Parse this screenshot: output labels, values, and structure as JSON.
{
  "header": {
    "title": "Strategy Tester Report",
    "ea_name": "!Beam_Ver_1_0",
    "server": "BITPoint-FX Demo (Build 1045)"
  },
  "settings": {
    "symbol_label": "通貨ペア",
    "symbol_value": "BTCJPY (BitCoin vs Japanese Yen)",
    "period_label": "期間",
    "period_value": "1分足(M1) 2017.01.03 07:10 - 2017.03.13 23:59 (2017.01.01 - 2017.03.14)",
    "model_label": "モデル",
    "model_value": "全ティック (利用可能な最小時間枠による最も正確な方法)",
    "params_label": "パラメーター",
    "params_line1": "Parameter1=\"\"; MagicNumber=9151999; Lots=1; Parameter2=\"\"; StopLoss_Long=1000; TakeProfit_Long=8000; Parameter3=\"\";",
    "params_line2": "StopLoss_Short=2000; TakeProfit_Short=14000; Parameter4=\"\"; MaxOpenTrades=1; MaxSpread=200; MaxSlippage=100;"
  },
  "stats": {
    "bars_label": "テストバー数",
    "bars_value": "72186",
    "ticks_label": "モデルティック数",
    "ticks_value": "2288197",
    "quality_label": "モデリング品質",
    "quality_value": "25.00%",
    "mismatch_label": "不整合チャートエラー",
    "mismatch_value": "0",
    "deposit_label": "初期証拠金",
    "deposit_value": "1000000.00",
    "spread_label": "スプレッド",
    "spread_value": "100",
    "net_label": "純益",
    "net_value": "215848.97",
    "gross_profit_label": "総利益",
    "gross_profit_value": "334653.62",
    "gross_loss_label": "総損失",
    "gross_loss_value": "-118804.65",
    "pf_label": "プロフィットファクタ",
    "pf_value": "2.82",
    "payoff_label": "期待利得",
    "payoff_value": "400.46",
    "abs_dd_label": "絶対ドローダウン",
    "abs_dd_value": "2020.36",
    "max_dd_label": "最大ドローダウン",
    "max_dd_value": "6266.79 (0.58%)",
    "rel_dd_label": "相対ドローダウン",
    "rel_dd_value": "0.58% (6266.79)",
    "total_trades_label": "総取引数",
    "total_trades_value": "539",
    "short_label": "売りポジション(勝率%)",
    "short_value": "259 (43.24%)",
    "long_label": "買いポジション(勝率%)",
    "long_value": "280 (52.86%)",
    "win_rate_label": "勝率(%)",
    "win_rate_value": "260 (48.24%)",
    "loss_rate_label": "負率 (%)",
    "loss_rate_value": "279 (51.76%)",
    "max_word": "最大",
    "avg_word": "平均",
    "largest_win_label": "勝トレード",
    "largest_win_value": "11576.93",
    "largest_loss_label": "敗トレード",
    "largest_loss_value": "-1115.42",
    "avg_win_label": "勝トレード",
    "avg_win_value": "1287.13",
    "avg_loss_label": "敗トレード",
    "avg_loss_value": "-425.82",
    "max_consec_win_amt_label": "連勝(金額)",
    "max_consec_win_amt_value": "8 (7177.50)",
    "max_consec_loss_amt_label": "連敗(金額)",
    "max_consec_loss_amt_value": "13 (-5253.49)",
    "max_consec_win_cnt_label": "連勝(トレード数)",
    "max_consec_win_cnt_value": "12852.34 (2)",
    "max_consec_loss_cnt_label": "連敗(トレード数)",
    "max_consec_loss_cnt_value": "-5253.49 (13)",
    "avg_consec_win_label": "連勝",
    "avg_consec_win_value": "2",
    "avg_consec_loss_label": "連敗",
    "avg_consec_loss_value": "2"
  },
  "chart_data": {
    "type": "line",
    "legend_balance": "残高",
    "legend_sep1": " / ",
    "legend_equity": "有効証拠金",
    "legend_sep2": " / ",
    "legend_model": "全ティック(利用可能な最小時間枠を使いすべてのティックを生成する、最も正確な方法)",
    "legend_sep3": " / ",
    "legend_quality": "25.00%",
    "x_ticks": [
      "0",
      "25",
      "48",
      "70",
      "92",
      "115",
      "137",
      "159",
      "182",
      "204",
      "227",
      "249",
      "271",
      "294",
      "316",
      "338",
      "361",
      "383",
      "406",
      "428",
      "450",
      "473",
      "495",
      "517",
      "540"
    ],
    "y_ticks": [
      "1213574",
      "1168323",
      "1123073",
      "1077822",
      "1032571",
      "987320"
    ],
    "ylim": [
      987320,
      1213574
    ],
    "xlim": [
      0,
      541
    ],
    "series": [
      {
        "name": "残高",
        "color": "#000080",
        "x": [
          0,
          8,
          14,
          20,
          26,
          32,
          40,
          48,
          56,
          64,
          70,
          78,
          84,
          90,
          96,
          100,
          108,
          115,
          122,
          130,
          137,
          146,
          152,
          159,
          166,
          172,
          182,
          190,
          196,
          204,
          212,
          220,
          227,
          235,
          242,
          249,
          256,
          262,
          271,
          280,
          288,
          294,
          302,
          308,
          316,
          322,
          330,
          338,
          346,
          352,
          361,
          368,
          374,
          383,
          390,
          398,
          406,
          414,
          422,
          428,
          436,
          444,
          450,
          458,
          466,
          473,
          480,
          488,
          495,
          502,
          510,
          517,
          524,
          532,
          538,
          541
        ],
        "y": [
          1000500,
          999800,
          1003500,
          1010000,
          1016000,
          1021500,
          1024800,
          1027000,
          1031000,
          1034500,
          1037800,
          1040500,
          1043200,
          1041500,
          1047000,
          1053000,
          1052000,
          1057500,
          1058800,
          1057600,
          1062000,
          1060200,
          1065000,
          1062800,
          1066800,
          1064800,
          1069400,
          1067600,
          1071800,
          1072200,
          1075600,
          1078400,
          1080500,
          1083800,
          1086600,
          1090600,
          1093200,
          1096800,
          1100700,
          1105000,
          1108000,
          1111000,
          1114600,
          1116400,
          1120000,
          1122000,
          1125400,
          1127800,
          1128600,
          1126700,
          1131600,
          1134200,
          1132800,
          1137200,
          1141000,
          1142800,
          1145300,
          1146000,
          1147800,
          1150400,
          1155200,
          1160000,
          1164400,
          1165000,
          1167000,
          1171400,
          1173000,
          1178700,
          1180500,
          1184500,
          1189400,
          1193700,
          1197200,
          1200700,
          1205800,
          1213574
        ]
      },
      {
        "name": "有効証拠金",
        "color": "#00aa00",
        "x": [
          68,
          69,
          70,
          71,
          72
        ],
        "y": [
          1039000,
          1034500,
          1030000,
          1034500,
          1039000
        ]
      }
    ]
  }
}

+ + +

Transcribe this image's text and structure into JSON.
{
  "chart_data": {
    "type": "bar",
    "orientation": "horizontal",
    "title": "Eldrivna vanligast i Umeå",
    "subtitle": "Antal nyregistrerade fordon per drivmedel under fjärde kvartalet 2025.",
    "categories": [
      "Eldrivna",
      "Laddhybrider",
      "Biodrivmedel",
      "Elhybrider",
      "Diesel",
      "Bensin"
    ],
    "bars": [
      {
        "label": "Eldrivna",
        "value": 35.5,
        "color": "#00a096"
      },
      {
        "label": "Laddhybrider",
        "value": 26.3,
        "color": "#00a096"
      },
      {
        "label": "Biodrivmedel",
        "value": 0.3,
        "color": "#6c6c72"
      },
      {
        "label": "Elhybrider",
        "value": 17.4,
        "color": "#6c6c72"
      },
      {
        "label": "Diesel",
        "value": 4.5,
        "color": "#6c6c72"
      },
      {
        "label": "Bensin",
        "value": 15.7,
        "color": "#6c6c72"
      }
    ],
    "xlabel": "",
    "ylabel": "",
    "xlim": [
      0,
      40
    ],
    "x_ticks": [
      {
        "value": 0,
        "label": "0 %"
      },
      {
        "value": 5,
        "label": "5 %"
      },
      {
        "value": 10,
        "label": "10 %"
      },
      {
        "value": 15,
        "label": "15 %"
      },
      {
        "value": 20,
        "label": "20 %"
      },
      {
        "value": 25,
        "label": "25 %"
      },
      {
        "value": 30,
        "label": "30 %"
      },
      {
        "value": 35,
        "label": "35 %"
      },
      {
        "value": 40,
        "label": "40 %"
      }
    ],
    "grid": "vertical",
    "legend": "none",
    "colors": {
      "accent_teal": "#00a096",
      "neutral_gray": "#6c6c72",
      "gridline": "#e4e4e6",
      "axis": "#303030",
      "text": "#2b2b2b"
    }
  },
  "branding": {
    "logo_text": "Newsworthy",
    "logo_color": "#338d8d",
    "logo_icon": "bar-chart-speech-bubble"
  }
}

+ + +

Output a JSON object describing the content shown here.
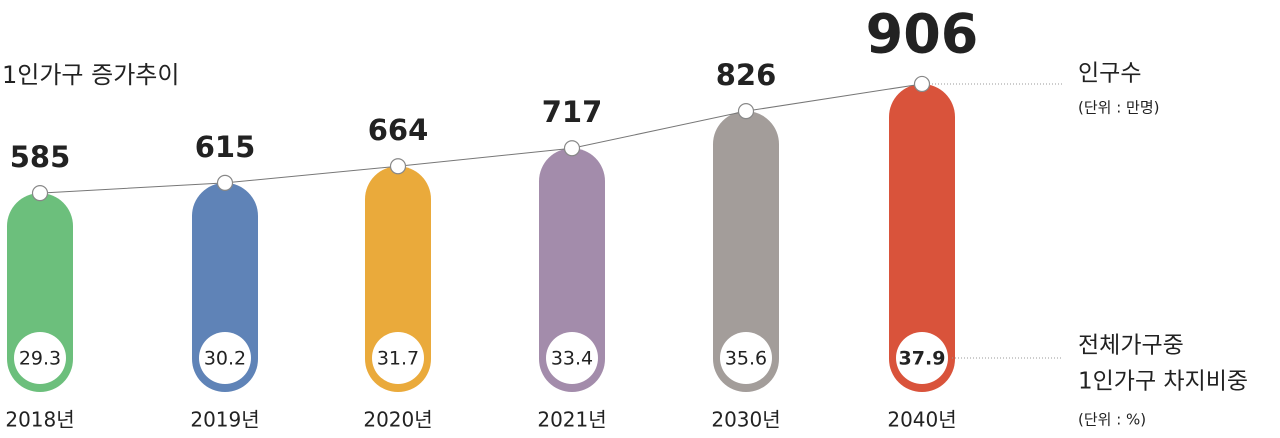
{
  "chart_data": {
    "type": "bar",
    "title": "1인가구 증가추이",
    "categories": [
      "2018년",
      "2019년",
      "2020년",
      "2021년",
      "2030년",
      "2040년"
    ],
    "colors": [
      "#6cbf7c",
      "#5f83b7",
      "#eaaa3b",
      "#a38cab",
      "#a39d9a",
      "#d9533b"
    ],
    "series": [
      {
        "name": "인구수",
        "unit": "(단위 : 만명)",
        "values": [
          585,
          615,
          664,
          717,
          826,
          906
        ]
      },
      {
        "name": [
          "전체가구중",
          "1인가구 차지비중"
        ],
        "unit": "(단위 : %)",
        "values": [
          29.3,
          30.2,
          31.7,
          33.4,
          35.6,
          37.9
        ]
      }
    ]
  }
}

+ + +

[TASK PROMPT] Copy each line of the entries that includes the word "トレード数".

[RESULT FOR THIS TASK]
    "max_consec_win_cnt_label": "連勝(トレード数)",
    "max_consec_loss_cnt_label": "連敗(トレード数)",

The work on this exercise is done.